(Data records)
>> begin

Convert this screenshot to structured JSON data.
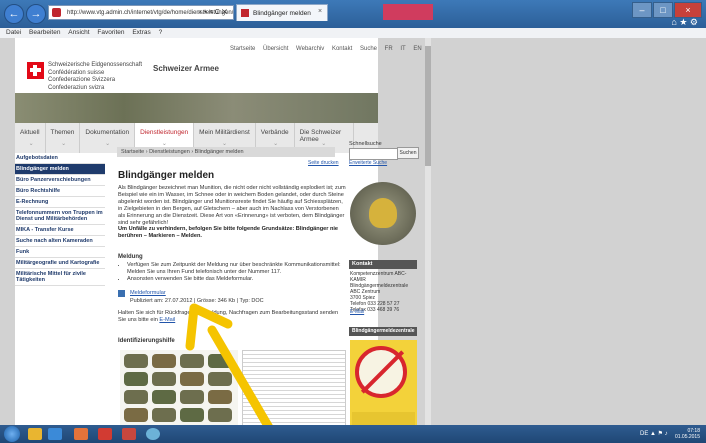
{
  "browser": {
    "url": "http://www.vtg.admin.ch/internet/vtg/de/home/dienstleistungen/b...",
    "url_controls": "⌕ ▾ ≡ C ✕",
    "tab_title": "Blindgänger melden",
    "tab_close": "×",
    "back": "←",
    "forward": "→",
    "menu": [
      "Datei",
      "Bearbeiten",
      "Ansicht",
      "Favoriten",
      "Extras",
      "?"
    ],
    "toolbar_icons": "⌂ ★ ⚙"
  },
  "site": {
    "topnav": [
      "Startseite",
      "Übersicht",
      "Webarchiv",
      "Kontakt",
      "Suche",
      "FR",
      "IT",
      "EN"
    ],
    "confederation": [
      "Schweizerische Eidgenossenschaft",
      "Confédération suisse",
      "Confederazione Svizzera",
      "Confederaziun svizra"
    ],
    "title": "Schweizer Armee",
    "tabs": [
      "Aktuell",
      "Themen",
      "Dokumentation",
      "Dienstleistungen",
      "Mein Militärdienst",
      "Verbände",
      "Die Schweizer Armee"
    ],
    "chevron": "⌄"
  },
  "sidebar": [
    "Aufgebotsdaten",
    "Blindgänger melden",
    "Büro Panzerverschiebungen",
    "Büro Rechtshilfe",
    "E-Rechnung",
    "Telefonnummern von Truppen im Dienst und Militärbehörden",
    "MIKA - Transfer Kurse",
    "Suche nach alten Kameraden",
    "Funk",
    "Militärgeografie und Kartografie",
    "Militärische Mittel für zivile Tätigkeiten"
  ],
  "main": {
    "breadcrumb": "Startseite › Dienstleistungen › Blindgänger melden",
    "print": "Seite drucken",
    "title": "Blindgänger melden",
    "intro": "Als Blindgänger bezeichnet man Munition, die nicht oder nicht vollständig explodiert ist; zum Beispiel wie ein im Wasser, im Schnee oder in weichem Boden gelandet, oder durch Steine abgelenkt worden ist. Blindgänger und Munitionsreste findet Sie häufig auf Schiessplätzen, in Zielgebieten in den Bergen, auf Gletschern – aber auch im Nachlass von Verstorbenen als Erinnerung an die Dienstzeit. Diese Art von «Erinnerung» ist verboten, dem Blindgänger sind sehr gefährlich!",
    "warning": "Um Unfälle zu verhindern, befolgen Sie bitte folgende Grundsätze: Blindgänger nie berühren – Markieren – Melden.",
    "meldung_heading": "Meldung",
    "meldung_items": [
      "Verfügen Sie zum Zeitpunkt der Meldung nur über beschränkte Kommunikationsmittel: Melden Sie uns Ihren Fund telefonisch unter der Nummer 117.",
      "Ansonsten verwenden Sie bitte das Meldeformular."
    ],
    "form_link": "Meldeformular",
    "form_meta": "Publiziert am: 27.07.2012 | Grösse: 346 Kb | Typ: DOC",
    "contact_text": "Halten Sie sich für Rückfragen zur Meldung, Nachfragen zum Bearbeitungsstand senden Sie uns bitte ein",
    "email_link": "E-Mail",
    "id_heading": "Identifizierungshilfe"
  },
  "right": {
    "search_heading": "Schnellsuche",
    "search_button": "Suchen",
    "advanced": "Erweiterte Suche",
    "kontakt_heading": "Kontakt",
    "kontakt_lines": [
      "Kompetenzzentrum ABC-KAMIR",
      "Blindgängermeldezentrale",
      "ABC Zentrum",
      "3700 Spiez",
      "",
      "Telefon 033 228 57 27",
      "Telefax 033 468 39 76"
    ],
    "kontakt_email": "E-Mail",
    "bmz_heading": "Blindgängermeldezentrale"
  },
  "taskbar": {
    "time": "07:18",
    "date": "01.05.2015",
    "tray_icons": "DE ▲ ⚑ ♪"
  },
  "colors": {
    "swiss_red": "#e20917",
    "nav_blue": "#1f3b6c",
    "annotation_arrow": "#f5c400"
  }
}
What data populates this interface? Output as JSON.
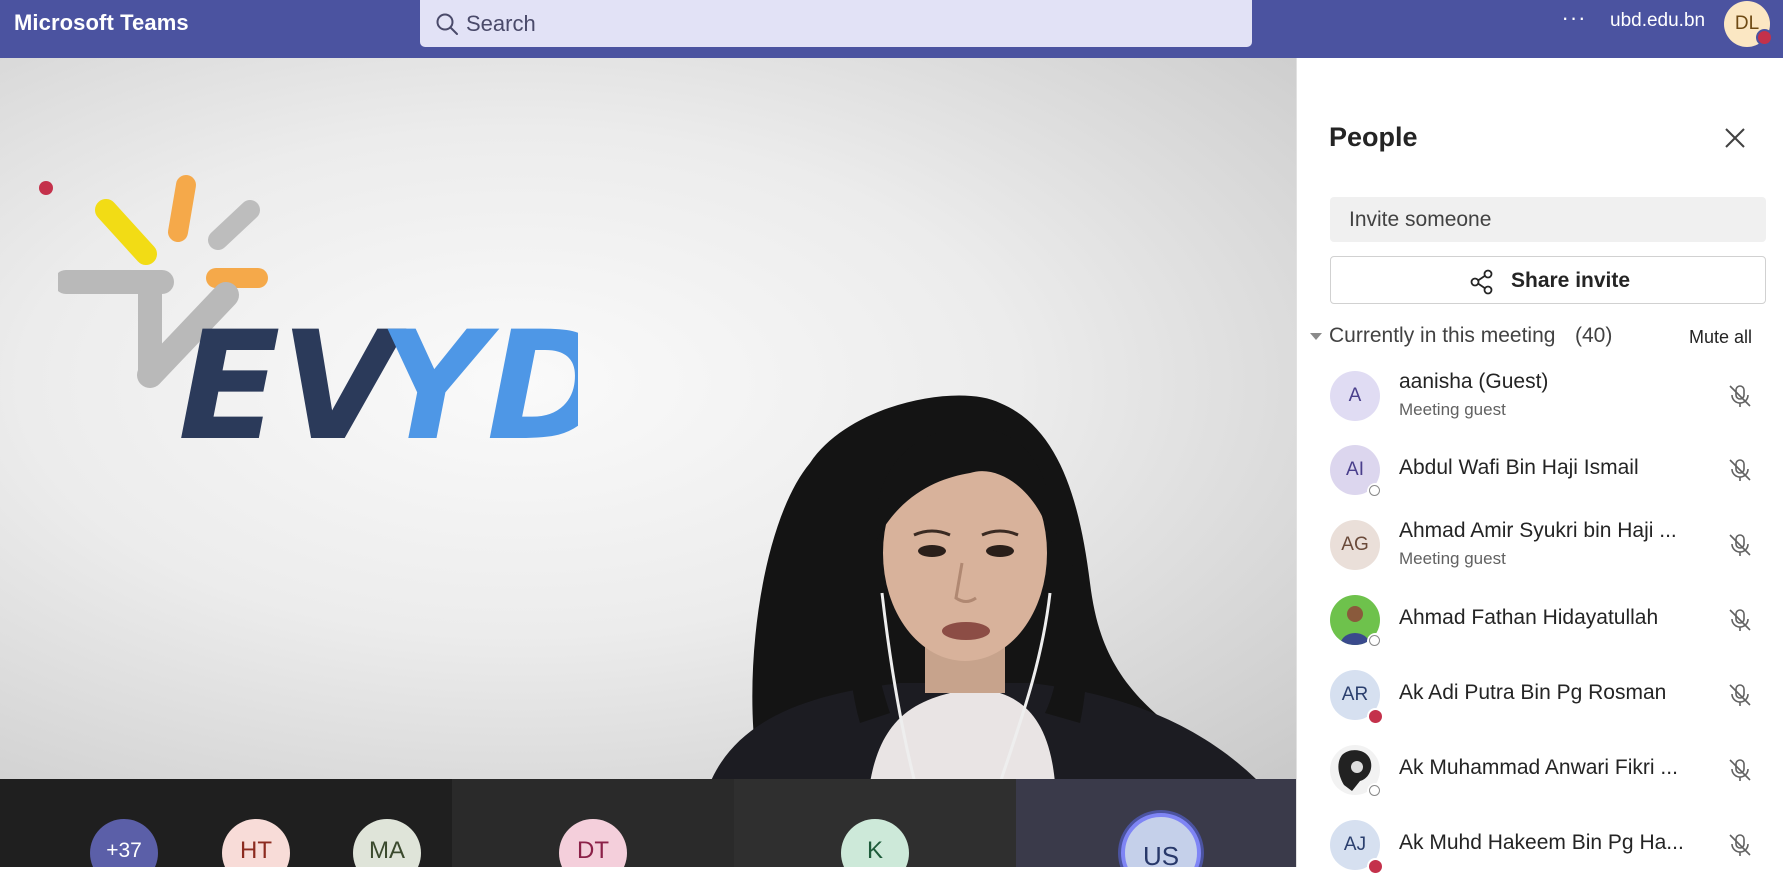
{
  "app": {
    "title": "Microsoft Teams",
    "org": "ubd.edu.bn",
    "user_initials": "DL",
    "more_label": "···"
  },
  "search": {
    "placeholder": "Search"
  },
  "stage": {
    "logo_text_ev": "EV",
    "logo_text_yd": "YD"
  },
  "strip": {
    "overflow": "+37",
    "tiles": [
      "HT",
      "MA",
      "DT",
      "K",
      "US"
    ]
  },
  "panel": {
    "title": "People",
    "invite_placeholder": "Invite someone",
    "share_label": "Share invite",
    "section_label": "Currently in this meeting",
    "section_count": "(40)",
    "mute_all": "Mute all",
    "people": [
      {
        "initials": "A",
        "name": "aanisha (Guest)",
        "sub": "Meeting guest"
      },
      {
        "initials": "AI",
        "name": "Abdul Wafi Bin Haji Ismail",
        "sub": ""
      },
      {
        "initials": "AG",
        "name": "Ahmad Amir Syukri bin Haji ...",
        "sub": "Meeting guest"
      },
      {
        "initials": "",
        "name": "Ahmad Fathan Hidayatullah",
        "sub": ""
      },
      {
        "initials": "AR",
        "name": "Ak Adi Putra Bin Pg Rosman",
        "sub": ""
      },
      {
        "initials": "",
        "name": "Ak Muhammad Anwari Fikri ...",
        "sub": ""
      },
      {
        "initials": "AJ",
        "name": "Ak Muhd Hakeem Bin Pg Ha...",
        "sub": ""
      }
    ]
  },
  "colors": {
    "brand_bar": "#4b53a0",
    "busy": "#c4314b",
    "logo_dark": "#2b3a5a",
    "logo_blue": "#4e97e6"
  }
}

>> end

» **Task instructions**:
Repeat the material above word for word, please, apart from its images.

» **Result for this task**:
Convert this screenshot to structured JSON data.
{
  "browser": {
    "url": "http://www.vtg.admin.ch/internet/vtg/de/home/dienstleistungen/b...",
    "url_controls": "⌕ ▾ ≡ C ✕",
    "tab_title": "Blindgänger melden",
    "tab_close": "×",
    "back": "←",
    "forward": "→",
    "menu": [
      "Datei",
      "Bearbeiten",
      "Ansicht",
      "Favoriten",
      "Extras",
      "?"
    ],
    "toolbar_icons": "⌂ ★ ⚙"
  },
  "site": {
    "topnav": [
      "Startseite",
      "Übersicht",
      "Webarchiv",
      "Kontakt",
      "Suche",
      "FR",
      "IT",
      "EN"
    ],
    "confederation": [
      "Schweizerische Eidgenossenschaft",
      "Confédération suisse",
      "Confederazione Svizzera",
      "Confederaziun svizra"
    ],
    "title": "Schweizer Armee",
    "tabs": [
      "Aktuell",
      "Themen",
      "Dokumentation",
      "Dienstleistungen",
      "Mein Militärdienst",
      "Verbände",
      "Die Schweizer Armee"
    ],
    "chevron": "⌄"
  },
  "sidebar": [
    "Aufgebotsdaten",
    "Blindgänger melden",
    "Büro Panzerverschiebungen",
    "Büro Rechtshilfe",
    "E-Rechnung",
    "Telefonnummern von Truppen im Dienst und Militärbehörden",
    "MIKA - Transfer Kurse",
    "Suche nach alten Kameraden",
    "Funk",
    "Militärgeografie und Kartografie",
    "Militärische Mittel für zivile Tätigkeiten"
  ],
  "main": {
    "breadcrumb": "Startseite › Dienstleistungen › Blindgänger melden",
    "print": "Seite drucken",
    "title": "Blindgänger melden",
    "intro": "Als Blindgänger bezeichnet man Munition, die nicht oder nicht vollständig explodiert ist; zum Beispiel wie ein im Wasser, im Schnee oder in weichem Boden gelandet, oder durch Steine abgelenkt worden ist. Blindgänger und Munitionsreste findet Sie häufig auf Schiessplätzen, in Zielgebieten in den Bergen, auf Gletschern – aber auch im Nachlass von Verstorbenen als Erinnerung an die Dienstzeit. Diese Art von «Erinnerung» ist verboten, dem Blindgänger sind sehr gefährlich!",
    "warning": "Um Unfälle zu verhindern, befolgen Sie bitte folgende Grundsätze: Blindgänger nie berühren – Markieren – Melden.",
    "meldung_heading": "Meldung",
    "meldung_items": [
      "Verfügen Sie zum Zeitpunkt der Meldung nur über beschränkte Kommunikationsmittel: Melden Sie uns Ihren Fund telefonisch unter der Nummer 117.",
      "Ansonsten verwenden Sie bitte das Meldeformular."
    ],
    "form_link": "Meldeformular",
    "form_meta": "Publiziert am: 27.07.2012 | Grösse: 346 Kb | Typ: DOC",
    "contact_text": "Halten Sie sich für Rückfragen zur Meldung, Nachfragen zum Bearbeitungsstand senden Sie uns bitte ein",
    "email_link": "E-Mail",
    "id_heading": "Identifizierungshilfe"
  },
  "right": {
    "search_heading": "Schnellsuche",
    "search_button": "Suchen",
    "advanced": "Erweiterte Suche",
    "kontakt_heading": "Kontakt",
    "kontakt_lines": [
      "Kompetenzzentrum ABC-KAMIR",
      "Blindgängermeldezentrale",
      "ABC Zentrum",
      "3700 Spiez",
      "",
      "Telefon 033 228 57 27",
      "Telefax 033 468 39 76"
    ],
    "kontakt_email": "E-Mail",
    "bmz_heading": "Blindgängermeldezentrale"
  },
  "taskbar": {
    "time": "07:18",
    "date": "01.05.2015",
    "tray_icons": "DE ▲ ⚑ ♪"
  },
  "colors": {
    "swiss_red": "#e20917",
    "nav_blue": "#1f3b6c",
    "annotation_arrow": "#f5c400"
  }
}
What data populates this interface? Output as JSON.
{
  "app": {
    "title": "Microsoft Teams",
    "org": "ubd.edu.bn",
    "user_initials": "DL",
    "more_label": "···"
  },
  "search": {
    "placeholder": "Search"
  },
  "stage": {
    "logo_text_ev": "EV",
    "logo_text_yd": "YD"
  },
  "strip": {
    "overflow": "+37",
    "tiles": [
      "HT",
      "MA",
      "DT",
      "K",
      "US"
    ]
  },
  "panel": {
    "title": "People",
    "invite_placeholder": "Invite someone",
    "share_label": "Share invite",
    "section_label": "Currently in this meeting",
    "section_count": "(40)",
    "mute_all": "Mute all",
    "people": [
      {
        "initials": "A",
        "name": "aanisha (Guest)",
        "sub": "Meeting guest"
      },
      {
        "initials": "AI",
        "name": "Abdul Wafi Bin Haji Ismail",
        "sub": ""
      },
      {
        "initials": "AG",
        "name": "Ahmad Amir Syukri bin Haji ...",
        "sub": "Meeting guest"
      },
      {
        "initials": "",
        "name": "Ahmad Fathan Hidayatullah",
        "sub": ""
      },
      {
        "initials": "AR",
        "name": "Ak Adi Putra Bin Pg Rosman",
        "sub": ""
      },
      {
        "initials": "",
        "name": "Ak Muhammad Anwari Fikri ...",
        "sub": ""
      },
      {
        "initials": "AJ",
        "name": "Ak Muhd Hakeem Bin Pg Ha...",
        "sub": ""
      }
    ]
  },
  "colors": {
    "brand_bar": "#4b53a0",
    "busy": "#c4314b",
    "logo_dark": "#2b3a5a",
    "logo_blue": "#4e97e6"
  }
}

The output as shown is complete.